(Part of a data file)
************

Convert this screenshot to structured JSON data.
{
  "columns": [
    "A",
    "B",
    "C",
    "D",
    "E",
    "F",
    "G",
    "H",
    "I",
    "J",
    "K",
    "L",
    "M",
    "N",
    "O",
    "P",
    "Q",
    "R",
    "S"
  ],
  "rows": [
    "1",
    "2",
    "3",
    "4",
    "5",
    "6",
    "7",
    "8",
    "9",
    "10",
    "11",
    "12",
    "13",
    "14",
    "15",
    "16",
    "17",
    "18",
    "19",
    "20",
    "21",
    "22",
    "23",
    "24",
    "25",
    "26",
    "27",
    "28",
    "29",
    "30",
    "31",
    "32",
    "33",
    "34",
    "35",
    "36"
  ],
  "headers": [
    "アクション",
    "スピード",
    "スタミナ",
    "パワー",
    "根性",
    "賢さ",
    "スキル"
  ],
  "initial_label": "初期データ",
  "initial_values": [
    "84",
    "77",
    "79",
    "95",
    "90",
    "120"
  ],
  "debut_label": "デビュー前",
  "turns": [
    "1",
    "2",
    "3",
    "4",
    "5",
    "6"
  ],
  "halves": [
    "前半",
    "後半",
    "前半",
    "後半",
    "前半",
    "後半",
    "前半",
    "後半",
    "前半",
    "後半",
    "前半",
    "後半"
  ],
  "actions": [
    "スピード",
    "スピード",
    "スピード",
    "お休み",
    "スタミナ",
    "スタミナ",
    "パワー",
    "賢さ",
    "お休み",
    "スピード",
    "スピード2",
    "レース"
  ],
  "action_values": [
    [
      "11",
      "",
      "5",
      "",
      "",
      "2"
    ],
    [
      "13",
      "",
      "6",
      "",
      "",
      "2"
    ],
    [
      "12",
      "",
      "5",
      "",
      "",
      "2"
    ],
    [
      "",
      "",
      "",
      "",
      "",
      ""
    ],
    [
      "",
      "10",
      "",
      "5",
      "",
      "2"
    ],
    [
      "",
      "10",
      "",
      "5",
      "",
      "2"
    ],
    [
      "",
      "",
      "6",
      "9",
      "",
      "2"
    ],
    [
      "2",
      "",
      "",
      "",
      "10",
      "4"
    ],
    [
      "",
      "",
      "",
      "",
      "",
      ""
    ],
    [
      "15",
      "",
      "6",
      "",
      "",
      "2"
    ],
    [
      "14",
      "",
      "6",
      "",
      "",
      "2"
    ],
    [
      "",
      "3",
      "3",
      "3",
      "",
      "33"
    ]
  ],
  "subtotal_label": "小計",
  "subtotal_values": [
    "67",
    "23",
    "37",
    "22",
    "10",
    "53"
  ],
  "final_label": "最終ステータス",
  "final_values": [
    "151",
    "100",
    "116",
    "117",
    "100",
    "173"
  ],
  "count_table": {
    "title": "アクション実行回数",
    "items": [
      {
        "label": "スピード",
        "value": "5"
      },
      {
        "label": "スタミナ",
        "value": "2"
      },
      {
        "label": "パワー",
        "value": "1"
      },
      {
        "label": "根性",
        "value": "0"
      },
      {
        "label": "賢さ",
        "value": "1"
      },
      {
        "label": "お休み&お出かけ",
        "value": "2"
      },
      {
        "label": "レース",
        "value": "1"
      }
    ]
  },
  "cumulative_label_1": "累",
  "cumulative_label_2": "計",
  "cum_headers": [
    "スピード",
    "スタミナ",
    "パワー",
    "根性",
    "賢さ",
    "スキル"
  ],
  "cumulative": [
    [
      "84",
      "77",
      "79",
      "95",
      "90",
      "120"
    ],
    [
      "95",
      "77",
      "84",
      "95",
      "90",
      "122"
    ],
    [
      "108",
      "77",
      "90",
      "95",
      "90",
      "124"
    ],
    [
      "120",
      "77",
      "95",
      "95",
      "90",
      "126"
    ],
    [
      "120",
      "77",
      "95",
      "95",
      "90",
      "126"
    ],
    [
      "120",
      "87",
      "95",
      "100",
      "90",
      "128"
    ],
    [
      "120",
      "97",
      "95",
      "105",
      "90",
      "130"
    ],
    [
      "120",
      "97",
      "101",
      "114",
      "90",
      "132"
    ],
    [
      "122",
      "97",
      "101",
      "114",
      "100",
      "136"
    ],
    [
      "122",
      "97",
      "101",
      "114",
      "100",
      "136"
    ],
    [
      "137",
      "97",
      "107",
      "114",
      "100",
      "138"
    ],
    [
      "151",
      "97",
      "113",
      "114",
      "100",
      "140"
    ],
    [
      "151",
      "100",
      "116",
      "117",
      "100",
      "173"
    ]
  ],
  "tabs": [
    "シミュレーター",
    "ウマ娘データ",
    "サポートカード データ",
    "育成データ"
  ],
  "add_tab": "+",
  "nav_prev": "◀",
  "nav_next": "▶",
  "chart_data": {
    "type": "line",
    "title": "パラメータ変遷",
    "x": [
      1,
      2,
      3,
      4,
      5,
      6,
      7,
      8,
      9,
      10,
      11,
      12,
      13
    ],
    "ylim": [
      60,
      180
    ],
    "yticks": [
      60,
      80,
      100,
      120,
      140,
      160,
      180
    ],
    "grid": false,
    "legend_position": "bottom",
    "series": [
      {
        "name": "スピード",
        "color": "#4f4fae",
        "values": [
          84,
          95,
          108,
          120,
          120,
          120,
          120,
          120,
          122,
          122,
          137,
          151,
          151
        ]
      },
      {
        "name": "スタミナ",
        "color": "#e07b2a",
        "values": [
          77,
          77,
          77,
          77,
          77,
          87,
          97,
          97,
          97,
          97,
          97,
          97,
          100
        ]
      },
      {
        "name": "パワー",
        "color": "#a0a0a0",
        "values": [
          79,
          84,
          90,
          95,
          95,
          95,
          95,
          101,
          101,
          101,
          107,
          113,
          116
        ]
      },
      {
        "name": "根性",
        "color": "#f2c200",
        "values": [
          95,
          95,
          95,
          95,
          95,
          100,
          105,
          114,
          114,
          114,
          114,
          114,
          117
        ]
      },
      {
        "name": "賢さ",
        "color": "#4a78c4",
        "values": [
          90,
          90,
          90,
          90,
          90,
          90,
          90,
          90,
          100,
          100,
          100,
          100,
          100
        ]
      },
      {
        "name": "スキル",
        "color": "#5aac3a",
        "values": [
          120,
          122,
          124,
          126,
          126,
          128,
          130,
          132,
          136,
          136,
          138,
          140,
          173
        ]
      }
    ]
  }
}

************

Your task is to print all of the records exactly.

• FINISHED ANSWER
Convert this screenshot to structured JSON data.
{
  "columns": [
    "A",
    "B",
    "C",
    "D",
    "E",
    "F",
    "G",
    "H",
    "I",
    "J",
    "K",
    "L",
    "M",
    "N",
    "O",
    "P",
    "Q",
    "R",
    "S"
  ],
  "rows": [
    "1",
    "2",
    "3",
    "4",
    "5",
    "6",
    "7",
    "8",
    "9",
    "10",
    "11",
    "12",
    "13",
    "14",
    "15",
    "16",
    "17",
    "18",
    "19",
    "20",
    "21",
    "22",
    "23",
    "24",
    "25",
    "26",
    "27",
    "28",
    "29",
    "30",
    "31",
    "32",
    "33",
    "34",
    "35",
    "36"
  ],
  "headers": [
    "アクション",
    "スピード",
    "スタミナ",
    "パワー",
    "根性",
    "賢さ",
    "スキル"
  ],
  "initial_label": "初期データ",
  "initial_values": [
    "84",
    "77",
    "79",
    "95",
    "90",
    "120"
  ],
  "debut_label": "デビュー前",
  "turns": [
    "1",
    "2",
    "3",
    "4",
    "5",
    "6"
  ],
  "halves": [
    "前半",
    "後半",
    "前半",
    "後半",
    "前半",
    "後半",
    "前半",
    "後半",
    "前半",
    "後半",
    "前半",
    "後半"
  ],
  "actions": [
    "スピード",
    "スピード",
    "スピード",
    "お休み",
    "スタミナ",
    "スタミナ",
    "パワー",
    "賢さ",
    "お休み",
    "スピード",
    "スピード2",
    "レース"
  ],
  "action_values": [
    [
      "11",
      "",
      "5",
      "",
      "",
      "2"
    ],
    [
      "13",
      "",
      "6",
      "",
      "",
      "2"
    ],
    [
      "12",
      "",
      "5",
      "",
      "",
      "2"
    ],
    [
      "",
      "",
      "",
      "",
      "",
      ""
    ],
    [
      "",
      "10",
      "",
      "5",
      "",
      "2"
    ],
    [
      "",
      "10",
      "",
      "5",
      "",
      "2"
    ],
    [
      "",
      "",
      "6",
      "9",
      "",
      "2"
    ],
    [
      "2",
      "",
      "",
      "",
      "10",
      "4"
    ],
    [
      "",
      "",
      "",
      "",
      "",
      ""
    ],
    [
      "15",
      "",
      "6",
      "",
      "",
      "2"
    ],
    [
      "14",
      "",
      "6",
      "",
      "",
      "2"
    ],
    [
      "",
      "3",
      "3",
      "3",
      "",
      "33"
    ]
  ],
  "subtotal_label": "小計",
  "subtotal_values": [
    "67",
    "23",
    "37",
    "22",
    "10",
    "53"
  ],
  "final_label": "最終ステータス",
  "final_values": [
    "151",
    "100",
    "116",
    "117",
    "100",
    "173"
  ],
  "count_table": {
    "title": "アクション実行回数",
    "items": [
      {
        "label": "スピード",
        "value": "5"
      },
      {
        "label": "スタミナ",
        "value": "2"
      },
      {
        "label": "パワー",
        "value": "1"
      },
      {
        "label": "根性",
        "value": "0"
      },
      {
        "label": "賢さ",
        "value": "1"
      },
      {
        "label": "お休み&お出かけ",
        "value": "2"
      },
      {
        "label": "レース",
        "value": "1"
      }
    ]
  },
  "cumulative_label_1": "累",
  "cumulative_label_2": "計",
  "cum_headers": [
    "スピード",
    "スタミナ",
    "パワー",
    "根性",
    "賢さ",
    "スキル"
  ],
  "cumulative": [
    [
      "84",
      "77",
      "79",
      "95",
      "90",
      "120"
    ],
    [
      "95",
      "77",
      "84",
      "95",
      "90",
      "122"
    ],
    [
      "108",
      "77",
      "90",
      "95",
      "90",
      "124"
    ],
    [
      "120",
      "77",
      "95",
      "95",
      "90",
      "126"
    ],
    [
      "120",
      "77",
      "95",
      "95",
      "90",
      "126"
    ],
    [
      "120",
      "87",
      "95",
      "100",
      "90",
      "128"
    ],
    [
      "120",
      "97",
      "95",
      "105",
      "90",
      "130"
    ],
    [
      "120",
      "97",
      "101",
      "114",
      "90",
      "132"
    ],
    [
      "122",
      "97",
      "101",
      "114",
      "100",
      "136"
    ],
    [
      "122",
      "97",
      "101",
      "114",
      "100",
      "136"
    ],
    [
      "137",
      "97",
      "107",
      "114",
      "100",
      "138"
    ],
    [
      "151",
      "97",
      "113",
      "114",
      "100",
      "140"
    ],
    [
      "151",
      "100",
      "116",
      "117",
      "100",
      "173"
    ]
  ],
  "tabs": [
    "シミュレーター",
    "ウマ娘データ",
    "サポートカード データ",
    "育成データ"
  ],
  "add_tab": "+",
  "nav_prev": "◀",
  "nav_next": "▶",
  "chart_data": {
    "type": "line",
    "title": "パラメータ変遷",
    "x": [
      1,
      2,
      3,
      4,
      5,
      6,
      7,
      8,
      9,
      10,
      11,
      12,
      13
    ],
    "ylim": [
      60,
      180
    ],
    "yticks": [
      60,
      80,
      100,
      120,
      140,
      160,
      180
    ],
    "grid": false,
    "legend_position": "bottom",
    "series": [
      {
        "name": "スピード",
        "color": "#4f4fae",
        "values": [
          84,
          95,
          108,
          120,
          120,
          120,
          120,
          120,
          122,
          122,
          137,
          151,
          151
        ]
      },
      {
        "name": "スタミナ",
        "color": "#e07b2a",
        "values": [
          77,
          77,
          77,
          77,
          77,
          87,
          97,
          97,
          97,
          97,
          97,
          97,
          100
        ]
      },
      {
        "name": "パワー",
        "color": "#a0a0a0",
        "values": [
          79,
          84,
          90,
          95,
          95,
          95,
          95,
          101,
          101,
          101,
          107,
          113,
          116
        ]
      },
      {
        "name": "根性",
        "color": "#f2c200",
        "values": [
          95,
          95,
          95,
          95,
          95,
          100,
          105,
          114,
          114,
          114,
          114,
          114,
          117
        ]
      },
      {
        "name": "賢さ",
        "color": "#4a78c4",
        "values": [
          90,
          90,
          90,
          90,
          90,
          90,
          90,
          90,
          100,
          100,
          100,
          100,
          100
        ]
      },
      {
        "name": "スキル",
        "color": "#5aac3a",
        "values": [
          120,
          122,
          124,
          126,
          126,
          128,
          130,
          132,
          136,
          136,
          138,
          140,
          173
        ]
      }
    ]
  }
}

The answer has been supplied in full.